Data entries
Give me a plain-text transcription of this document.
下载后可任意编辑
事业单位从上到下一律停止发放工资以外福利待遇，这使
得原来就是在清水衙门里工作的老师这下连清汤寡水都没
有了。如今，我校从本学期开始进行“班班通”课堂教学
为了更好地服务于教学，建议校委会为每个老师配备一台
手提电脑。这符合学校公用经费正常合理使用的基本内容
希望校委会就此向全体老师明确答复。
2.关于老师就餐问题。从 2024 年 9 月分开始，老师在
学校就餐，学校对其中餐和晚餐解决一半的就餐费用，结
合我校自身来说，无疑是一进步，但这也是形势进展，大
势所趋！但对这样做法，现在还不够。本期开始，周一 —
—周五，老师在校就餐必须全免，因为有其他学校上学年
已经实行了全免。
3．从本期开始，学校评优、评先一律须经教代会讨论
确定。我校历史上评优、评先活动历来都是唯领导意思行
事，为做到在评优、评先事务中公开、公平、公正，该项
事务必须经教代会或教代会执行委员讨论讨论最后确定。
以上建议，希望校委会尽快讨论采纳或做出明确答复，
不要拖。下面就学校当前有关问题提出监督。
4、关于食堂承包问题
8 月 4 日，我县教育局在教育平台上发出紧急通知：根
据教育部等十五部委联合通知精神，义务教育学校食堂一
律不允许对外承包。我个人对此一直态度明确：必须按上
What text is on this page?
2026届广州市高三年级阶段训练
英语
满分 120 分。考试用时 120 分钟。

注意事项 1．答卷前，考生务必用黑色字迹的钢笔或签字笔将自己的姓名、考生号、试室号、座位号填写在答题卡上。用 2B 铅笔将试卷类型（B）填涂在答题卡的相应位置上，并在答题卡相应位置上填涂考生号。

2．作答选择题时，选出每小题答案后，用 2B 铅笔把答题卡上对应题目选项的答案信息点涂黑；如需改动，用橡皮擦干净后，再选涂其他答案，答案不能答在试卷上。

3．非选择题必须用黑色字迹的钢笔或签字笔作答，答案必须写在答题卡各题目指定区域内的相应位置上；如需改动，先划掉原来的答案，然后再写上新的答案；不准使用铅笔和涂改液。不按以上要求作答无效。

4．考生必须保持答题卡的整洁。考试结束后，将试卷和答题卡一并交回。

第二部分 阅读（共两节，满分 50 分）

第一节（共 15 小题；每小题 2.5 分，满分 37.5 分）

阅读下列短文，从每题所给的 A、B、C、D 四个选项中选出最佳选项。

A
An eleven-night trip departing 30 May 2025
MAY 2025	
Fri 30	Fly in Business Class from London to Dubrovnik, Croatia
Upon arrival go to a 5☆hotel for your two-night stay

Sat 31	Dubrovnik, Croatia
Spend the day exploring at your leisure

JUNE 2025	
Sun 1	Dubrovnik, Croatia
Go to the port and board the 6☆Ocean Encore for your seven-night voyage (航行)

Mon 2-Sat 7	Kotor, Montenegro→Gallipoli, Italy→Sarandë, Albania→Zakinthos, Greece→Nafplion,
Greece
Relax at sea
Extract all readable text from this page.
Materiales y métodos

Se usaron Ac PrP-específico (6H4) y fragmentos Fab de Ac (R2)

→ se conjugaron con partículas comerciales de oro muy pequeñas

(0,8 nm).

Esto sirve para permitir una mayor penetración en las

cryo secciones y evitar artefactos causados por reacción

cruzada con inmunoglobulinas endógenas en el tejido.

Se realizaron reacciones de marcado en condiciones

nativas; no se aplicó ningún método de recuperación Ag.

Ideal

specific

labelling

* Instructions for the task
Look above for the line that holds "Extract all readable text from this page.", then copy it and each line after it exactly, through the last line of the data.

* Complete output
Extract all readable text from this page.
Materiales y métodos

Se usaron Ac PrP-específico (6H4) y fragmentos Fab de Ac (R2)

→ se conjugaron con partículas comerciales de oro muy pequeñas

(0,8 nm).

Esto sirve para permitir una mayor penetración en las

cryo secciones y evitar artefactos causados por reacción

cruzada con inmunoglobulinas endógenas en el tejido.

Se realizaron reacciones de marcado en condiciones

nativas; no se aplicó ningún método de recuperación Ag.

Ideal

specific

labelling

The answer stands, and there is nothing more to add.